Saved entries
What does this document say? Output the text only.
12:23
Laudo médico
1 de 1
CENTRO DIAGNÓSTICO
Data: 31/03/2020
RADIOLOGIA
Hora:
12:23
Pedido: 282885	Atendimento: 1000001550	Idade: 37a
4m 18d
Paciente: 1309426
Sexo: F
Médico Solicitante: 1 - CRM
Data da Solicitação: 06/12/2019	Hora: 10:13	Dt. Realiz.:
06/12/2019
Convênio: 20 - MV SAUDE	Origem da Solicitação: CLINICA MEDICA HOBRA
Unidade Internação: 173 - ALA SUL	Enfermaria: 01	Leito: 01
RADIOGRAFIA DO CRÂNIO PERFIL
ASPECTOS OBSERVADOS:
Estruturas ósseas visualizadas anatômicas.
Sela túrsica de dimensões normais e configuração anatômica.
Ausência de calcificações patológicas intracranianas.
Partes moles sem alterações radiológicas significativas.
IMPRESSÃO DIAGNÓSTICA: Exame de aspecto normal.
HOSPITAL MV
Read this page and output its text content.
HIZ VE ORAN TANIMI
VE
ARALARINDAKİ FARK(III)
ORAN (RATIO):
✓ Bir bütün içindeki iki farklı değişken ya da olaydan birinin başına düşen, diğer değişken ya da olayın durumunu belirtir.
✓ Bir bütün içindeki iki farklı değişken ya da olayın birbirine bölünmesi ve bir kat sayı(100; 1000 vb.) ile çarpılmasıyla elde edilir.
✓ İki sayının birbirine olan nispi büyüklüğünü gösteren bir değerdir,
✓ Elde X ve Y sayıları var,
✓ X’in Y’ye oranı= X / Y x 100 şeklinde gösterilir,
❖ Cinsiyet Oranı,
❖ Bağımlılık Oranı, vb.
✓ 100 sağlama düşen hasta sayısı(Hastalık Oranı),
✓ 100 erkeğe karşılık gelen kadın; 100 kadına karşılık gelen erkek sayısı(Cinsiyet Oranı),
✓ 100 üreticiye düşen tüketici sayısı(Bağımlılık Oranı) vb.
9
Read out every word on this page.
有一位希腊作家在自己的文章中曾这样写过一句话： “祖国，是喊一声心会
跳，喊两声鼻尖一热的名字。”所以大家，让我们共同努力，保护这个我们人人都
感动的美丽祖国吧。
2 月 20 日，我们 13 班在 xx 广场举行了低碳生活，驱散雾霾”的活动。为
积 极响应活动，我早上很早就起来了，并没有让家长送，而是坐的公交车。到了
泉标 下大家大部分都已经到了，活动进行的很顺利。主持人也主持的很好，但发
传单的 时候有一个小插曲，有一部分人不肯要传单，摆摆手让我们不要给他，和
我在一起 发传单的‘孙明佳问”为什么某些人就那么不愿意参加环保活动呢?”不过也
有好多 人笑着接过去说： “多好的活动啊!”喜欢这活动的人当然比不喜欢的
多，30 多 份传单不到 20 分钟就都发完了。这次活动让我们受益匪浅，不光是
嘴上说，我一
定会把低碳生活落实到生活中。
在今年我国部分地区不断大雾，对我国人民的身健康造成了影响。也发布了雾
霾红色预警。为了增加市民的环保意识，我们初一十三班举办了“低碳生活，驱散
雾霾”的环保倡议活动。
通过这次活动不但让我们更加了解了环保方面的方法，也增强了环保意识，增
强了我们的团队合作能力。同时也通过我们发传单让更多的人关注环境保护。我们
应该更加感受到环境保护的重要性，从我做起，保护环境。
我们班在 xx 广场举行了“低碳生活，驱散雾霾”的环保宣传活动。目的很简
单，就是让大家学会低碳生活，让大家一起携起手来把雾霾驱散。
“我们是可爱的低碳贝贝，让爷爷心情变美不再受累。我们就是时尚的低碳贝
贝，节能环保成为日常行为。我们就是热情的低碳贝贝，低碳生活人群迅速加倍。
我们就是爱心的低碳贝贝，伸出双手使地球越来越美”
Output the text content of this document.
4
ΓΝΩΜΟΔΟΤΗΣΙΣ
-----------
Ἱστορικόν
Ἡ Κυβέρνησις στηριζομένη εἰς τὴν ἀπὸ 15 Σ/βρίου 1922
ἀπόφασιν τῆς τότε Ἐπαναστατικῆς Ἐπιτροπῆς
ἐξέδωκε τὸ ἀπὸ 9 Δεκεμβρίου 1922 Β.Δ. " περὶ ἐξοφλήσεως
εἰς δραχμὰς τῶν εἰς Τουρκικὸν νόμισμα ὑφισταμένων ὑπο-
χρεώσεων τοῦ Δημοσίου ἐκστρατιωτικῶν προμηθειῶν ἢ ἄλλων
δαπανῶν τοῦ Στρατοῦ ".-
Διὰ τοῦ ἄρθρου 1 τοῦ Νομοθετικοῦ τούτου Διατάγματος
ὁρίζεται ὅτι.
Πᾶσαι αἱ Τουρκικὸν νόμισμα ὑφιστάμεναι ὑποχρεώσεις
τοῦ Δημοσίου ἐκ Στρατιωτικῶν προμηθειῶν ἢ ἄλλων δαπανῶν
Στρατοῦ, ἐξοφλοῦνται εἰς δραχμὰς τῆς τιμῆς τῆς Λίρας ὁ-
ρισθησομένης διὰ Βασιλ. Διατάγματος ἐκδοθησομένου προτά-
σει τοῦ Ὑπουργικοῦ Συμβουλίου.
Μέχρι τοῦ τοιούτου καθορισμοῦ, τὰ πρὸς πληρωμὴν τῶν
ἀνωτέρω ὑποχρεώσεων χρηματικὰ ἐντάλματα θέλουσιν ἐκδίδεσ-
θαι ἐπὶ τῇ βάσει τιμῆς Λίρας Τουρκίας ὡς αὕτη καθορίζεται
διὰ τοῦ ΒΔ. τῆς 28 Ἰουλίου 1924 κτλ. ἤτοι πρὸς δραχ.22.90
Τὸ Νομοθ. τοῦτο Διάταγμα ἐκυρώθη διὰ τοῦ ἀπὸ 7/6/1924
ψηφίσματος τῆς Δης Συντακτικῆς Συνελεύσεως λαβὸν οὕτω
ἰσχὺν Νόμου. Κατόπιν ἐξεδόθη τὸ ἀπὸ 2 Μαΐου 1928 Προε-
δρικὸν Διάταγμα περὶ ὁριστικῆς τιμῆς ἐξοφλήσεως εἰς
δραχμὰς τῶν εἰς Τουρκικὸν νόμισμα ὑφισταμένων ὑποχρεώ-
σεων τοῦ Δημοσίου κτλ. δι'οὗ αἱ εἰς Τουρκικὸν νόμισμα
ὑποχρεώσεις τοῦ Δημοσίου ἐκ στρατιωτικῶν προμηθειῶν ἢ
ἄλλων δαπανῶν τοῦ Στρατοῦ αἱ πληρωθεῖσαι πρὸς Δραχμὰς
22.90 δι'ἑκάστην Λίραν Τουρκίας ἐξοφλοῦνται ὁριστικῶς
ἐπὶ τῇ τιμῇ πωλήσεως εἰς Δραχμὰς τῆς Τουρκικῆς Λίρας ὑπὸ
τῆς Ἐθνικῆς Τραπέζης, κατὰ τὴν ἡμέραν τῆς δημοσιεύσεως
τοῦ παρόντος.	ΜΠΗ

# AIM:
Collect every line from the records above that contains the word "驱散雾霾".

# THE RESPONSE:
2 月 20 日，我们 13 班在 xx 广场举行了低碳生活，驱散雾霾”的活动。为
我们班在 xx 广场举行了“低碳生活，驱散雾霾”的环保宣传活动。目的很简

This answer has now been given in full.